▶ [SUPPLIED TEXT]:

* * *

If there were a top ten list of hot button topics among adoption advocates, the question of hosting would probably be right up there at the top. It can become such a hot topic that each side seems to forget that the other has the same goal: finding families for children who need them. What is in question is the best method to do that.

For those who are new to the term, hosting is where a child who is living in an orphanage and available for adoption is brought to the United States and lives with a family for several weeks. That family might be hoping to adopt the child themselves or are hosting with the intent to advocate on behalf of the child to find him or her a family. Either way, at the end of the stay, the child returns to the orphanage. If a family has come forward to adopt, they must then begin the paperwork just as any other family adopting a child from overseas.

So should you host an international orphan? Here are the arguments on both sides.

The positives of hosting 

  1. Sometimes it works. There are more than a few families out there who met their host child, fell in love during the hosting process, and adopted the child. Many of these families say that without hosting, their son or daughter would never have joined their family.
  2. It puts a face and real child to a name and list of diagnoses. Many times, the children who are chosen for hosting are children who have waited for a family for a long time. They are often older and languish on a list without someone advocating for them. Hosting allows them to become real children in potential families’ minds. It is always easier to imagine loving a living, breathing child than it is a faceless name on a list.

* * *

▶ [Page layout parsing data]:

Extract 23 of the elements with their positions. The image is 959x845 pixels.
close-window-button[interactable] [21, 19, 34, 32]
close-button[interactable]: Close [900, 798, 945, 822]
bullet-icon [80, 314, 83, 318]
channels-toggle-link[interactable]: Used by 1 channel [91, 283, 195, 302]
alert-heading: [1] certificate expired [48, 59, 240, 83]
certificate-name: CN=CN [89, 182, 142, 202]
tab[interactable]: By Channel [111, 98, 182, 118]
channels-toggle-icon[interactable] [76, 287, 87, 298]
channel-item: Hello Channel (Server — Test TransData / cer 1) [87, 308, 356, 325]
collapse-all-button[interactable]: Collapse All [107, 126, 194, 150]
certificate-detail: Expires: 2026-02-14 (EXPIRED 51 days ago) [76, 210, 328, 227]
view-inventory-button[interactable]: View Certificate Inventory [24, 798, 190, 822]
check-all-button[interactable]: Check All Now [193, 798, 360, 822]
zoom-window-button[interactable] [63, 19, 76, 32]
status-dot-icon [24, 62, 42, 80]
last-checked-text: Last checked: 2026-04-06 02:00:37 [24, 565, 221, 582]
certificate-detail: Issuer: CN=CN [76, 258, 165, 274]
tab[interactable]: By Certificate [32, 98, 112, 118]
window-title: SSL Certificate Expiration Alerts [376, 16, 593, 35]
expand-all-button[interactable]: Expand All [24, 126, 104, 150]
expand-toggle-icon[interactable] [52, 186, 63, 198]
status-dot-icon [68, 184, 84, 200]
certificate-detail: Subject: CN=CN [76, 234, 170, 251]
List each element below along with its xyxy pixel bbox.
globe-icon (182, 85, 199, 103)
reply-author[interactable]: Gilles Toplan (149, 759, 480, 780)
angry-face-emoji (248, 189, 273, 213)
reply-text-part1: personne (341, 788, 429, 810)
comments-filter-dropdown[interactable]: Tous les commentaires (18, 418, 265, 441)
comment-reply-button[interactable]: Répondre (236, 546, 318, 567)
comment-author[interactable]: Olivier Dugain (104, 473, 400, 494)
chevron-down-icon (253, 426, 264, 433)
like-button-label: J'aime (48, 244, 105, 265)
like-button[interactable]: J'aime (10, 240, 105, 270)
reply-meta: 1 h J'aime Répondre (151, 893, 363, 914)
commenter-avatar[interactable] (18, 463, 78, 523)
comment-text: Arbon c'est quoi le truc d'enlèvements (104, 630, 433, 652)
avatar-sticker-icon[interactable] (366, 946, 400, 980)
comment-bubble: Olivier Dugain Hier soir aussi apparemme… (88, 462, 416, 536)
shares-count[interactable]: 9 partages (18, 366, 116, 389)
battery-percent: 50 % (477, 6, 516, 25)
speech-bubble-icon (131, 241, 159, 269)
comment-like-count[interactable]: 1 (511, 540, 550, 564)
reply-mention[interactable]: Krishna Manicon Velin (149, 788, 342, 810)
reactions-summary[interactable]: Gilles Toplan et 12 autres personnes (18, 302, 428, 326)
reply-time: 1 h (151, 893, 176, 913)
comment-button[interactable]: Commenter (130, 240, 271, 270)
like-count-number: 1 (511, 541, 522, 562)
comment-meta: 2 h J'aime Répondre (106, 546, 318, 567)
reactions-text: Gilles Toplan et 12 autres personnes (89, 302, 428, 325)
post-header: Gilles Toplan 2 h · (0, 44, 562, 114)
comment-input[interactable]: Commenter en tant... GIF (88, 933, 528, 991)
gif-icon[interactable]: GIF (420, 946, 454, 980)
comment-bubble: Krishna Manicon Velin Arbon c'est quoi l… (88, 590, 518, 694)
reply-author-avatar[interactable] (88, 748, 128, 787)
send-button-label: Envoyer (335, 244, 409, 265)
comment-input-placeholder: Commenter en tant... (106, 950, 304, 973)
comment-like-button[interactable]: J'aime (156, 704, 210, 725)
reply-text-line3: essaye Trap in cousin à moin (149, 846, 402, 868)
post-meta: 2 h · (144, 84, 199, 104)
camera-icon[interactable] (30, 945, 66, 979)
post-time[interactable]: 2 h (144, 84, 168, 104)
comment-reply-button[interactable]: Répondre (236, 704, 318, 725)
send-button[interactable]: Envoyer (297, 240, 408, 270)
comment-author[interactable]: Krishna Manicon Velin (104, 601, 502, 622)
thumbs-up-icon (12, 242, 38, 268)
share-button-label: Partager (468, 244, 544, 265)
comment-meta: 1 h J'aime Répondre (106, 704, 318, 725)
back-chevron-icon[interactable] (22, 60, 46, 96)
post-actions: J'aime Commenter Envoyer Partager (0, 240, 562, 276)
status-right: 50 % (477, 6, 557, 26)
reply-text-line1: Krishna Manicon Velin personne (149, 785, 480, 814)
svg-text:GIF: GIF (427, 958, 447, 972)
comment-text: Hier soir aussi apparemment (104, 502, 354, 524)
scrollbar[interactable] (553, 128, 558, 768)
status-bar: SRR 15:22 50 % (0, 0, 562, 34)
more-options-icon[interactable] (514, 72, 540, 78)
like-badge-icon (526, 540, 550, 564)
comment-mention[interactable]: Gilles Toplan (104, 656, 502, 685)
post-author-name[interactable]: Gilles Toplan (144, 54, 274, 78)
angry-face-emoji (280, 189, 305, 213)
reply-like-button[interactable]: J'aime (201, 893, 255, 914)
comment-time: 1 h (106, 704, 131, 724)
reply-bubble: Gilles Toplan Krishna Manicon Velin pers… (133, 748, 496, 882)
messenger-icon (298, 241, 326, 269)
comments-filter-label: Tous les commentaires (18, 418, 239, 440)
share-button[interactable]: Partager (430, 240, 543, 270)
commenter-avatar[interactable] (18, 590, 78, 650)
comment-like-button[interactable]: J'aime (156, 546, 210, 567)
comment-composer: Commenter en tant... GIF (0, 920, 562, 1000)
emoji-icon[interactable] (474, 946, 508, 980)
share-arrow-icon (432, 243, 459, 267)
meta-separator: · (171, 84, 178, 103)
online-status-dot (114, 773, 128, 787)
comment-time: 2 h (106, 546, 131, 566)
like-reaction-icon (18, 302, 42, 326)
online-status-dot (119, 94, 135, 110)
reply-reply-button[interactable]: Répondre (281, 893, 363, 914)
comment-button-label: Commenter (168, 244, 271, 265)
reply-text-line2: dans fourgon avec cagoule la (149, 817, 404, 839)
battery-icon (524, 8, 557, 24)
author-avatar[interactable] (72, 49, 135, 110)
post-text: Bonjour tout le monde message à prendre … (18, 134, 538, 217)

* * *

From the piece on hosting orphans above, set down everything from "So should you" down to "name on a list." word for word.

So should you host an international orphan? Here are the arguments on both sides.

The positives of hosting 

  1. Sometimes it works. There are more than a few families out there who met their host child, fell in love during the hosting process, and adopted the child. Many of these families say that without hosting, their son or daughter would never have joined their family.
  2. It puts a face and real child to a name and list of diagnoses. Many times, the children who are chosen for hosting are children who have waited for a family for a long time. They are often older and languish on a list without someone advocating for them. Hosting allows them to become real children in potential families’ minds. It is always easier to imagine loving a living, breathing child than it is a faceless name on a list.